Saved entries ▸
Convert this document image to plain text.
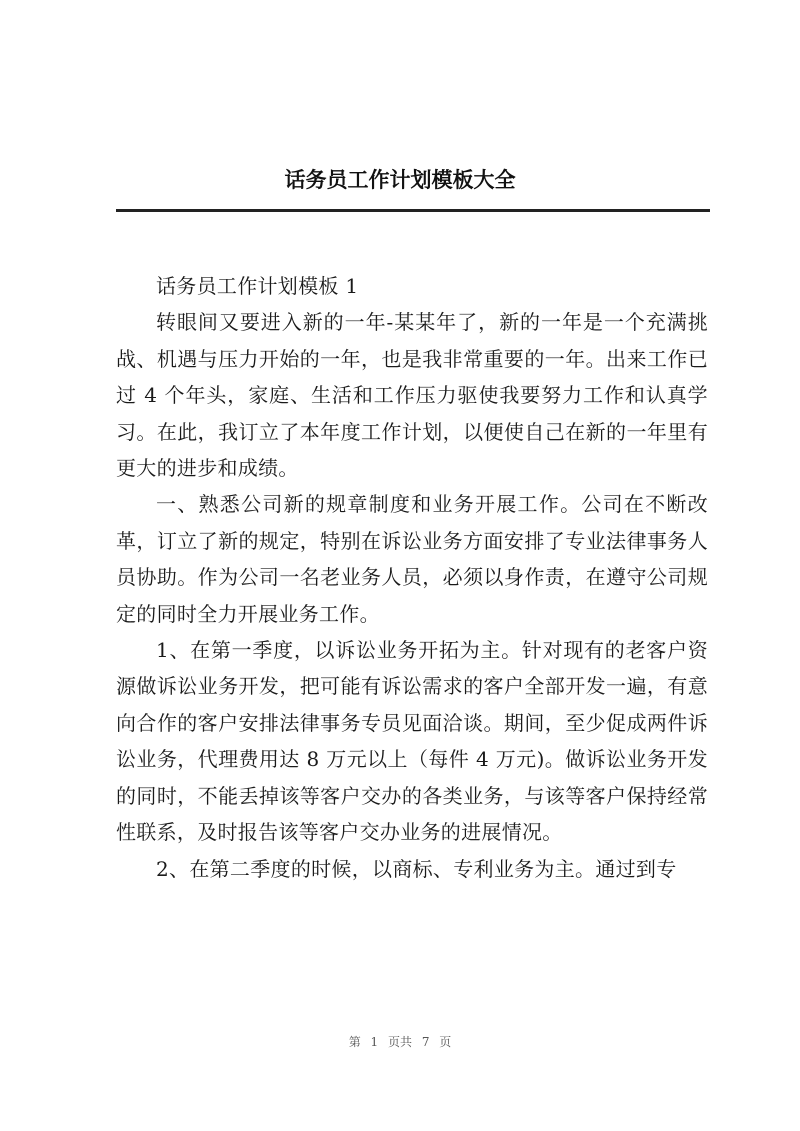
话务员工作计划模板大全

话务员工作计划模板 1

转眼间又要进入新的一年-某某年了，新的一年是一个充满挑战、机遇与压力开始的一年，也是我非常重要的一年。出来工作已过 4 个年头，家庭、生活和工作压力驱使我要努力工作和认真学习。在此，我订立了本年度工作计划，以便使自己在新的一年里有更大的进步和成绩。

一、熟悉公司新的规章制度和业务开展工作。公司在不断改革，订立了新的规定，特别在诉讼业务方面安排了专业法律事务人员协助。作为公司一名老业务人员，必须以身作责，在遵守公司规定的同时全力开展业务工作。

1、在第一季度，以诉讼业务开拓为主。针对现有的老客户资源做诉讼业务开发，把可能有诉讼需求的客户全部开发一遍，有意向合作的客户安排法律事务专员见面洽谈。期间，至少促成两件诉讼业务，代理费用达 8 万元以上（每件 4 万元)。做诉讼业务开发的同时，不能丢掉该等客户交办的各类业务，与该等客户保持经常性联系，及时报告该等客户交办业务的进展情况。

2、在第二季度的时候，以商标、专利业务为主。通过到专

第 1 页共 7 页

The request ▸
All of the entries above should be copied exactly, except for the pictures.

Task output ▸
Convert this document image to plain text.
话务员工作计划模板大全

话务员工作计划模板 1

转眼间又要进入新的一年-某某年了，新的一年是一个充满挑战、机遇与压力开始的一年，也是我非常重要的一年。出来工作已过 4 个年头，家庭、生活和工作压力驱使我要努力工作和认真学习。在此，我订立了本年度工作计划，以便使自己在新的一年里有更大的进步和成绩。

一、熟悉公司新的规章制度和业务开展工作。公司在不断改革，订立了新的规定，特别在诉讼业务方面安排了专业法律事务人员协助。作为公司一名老业务人员，必须以身作责，在遵守公司规定的同时全力开展业务工作。

1、在第一季度，以诉讼业务开拓为主。针对现有的老客户资源做诉讼业务开发，把可能有诉讼需求的客户全部开发一遍，有意向合作的客户安排法律事务专员见面洽谈。期间，至少促成两件诉讼业务，代理费用达 8 万元以上（每件 4 万元)。做诉讼业务开发的同时，不能丢掉该等客户交办的各类业务，与该等客户保持经常性联系，及时报告该等客户交办业务的进展情况。

2、在第二季度的时候，以商标、专利业务为主。通过到专

第 1 页共 7 页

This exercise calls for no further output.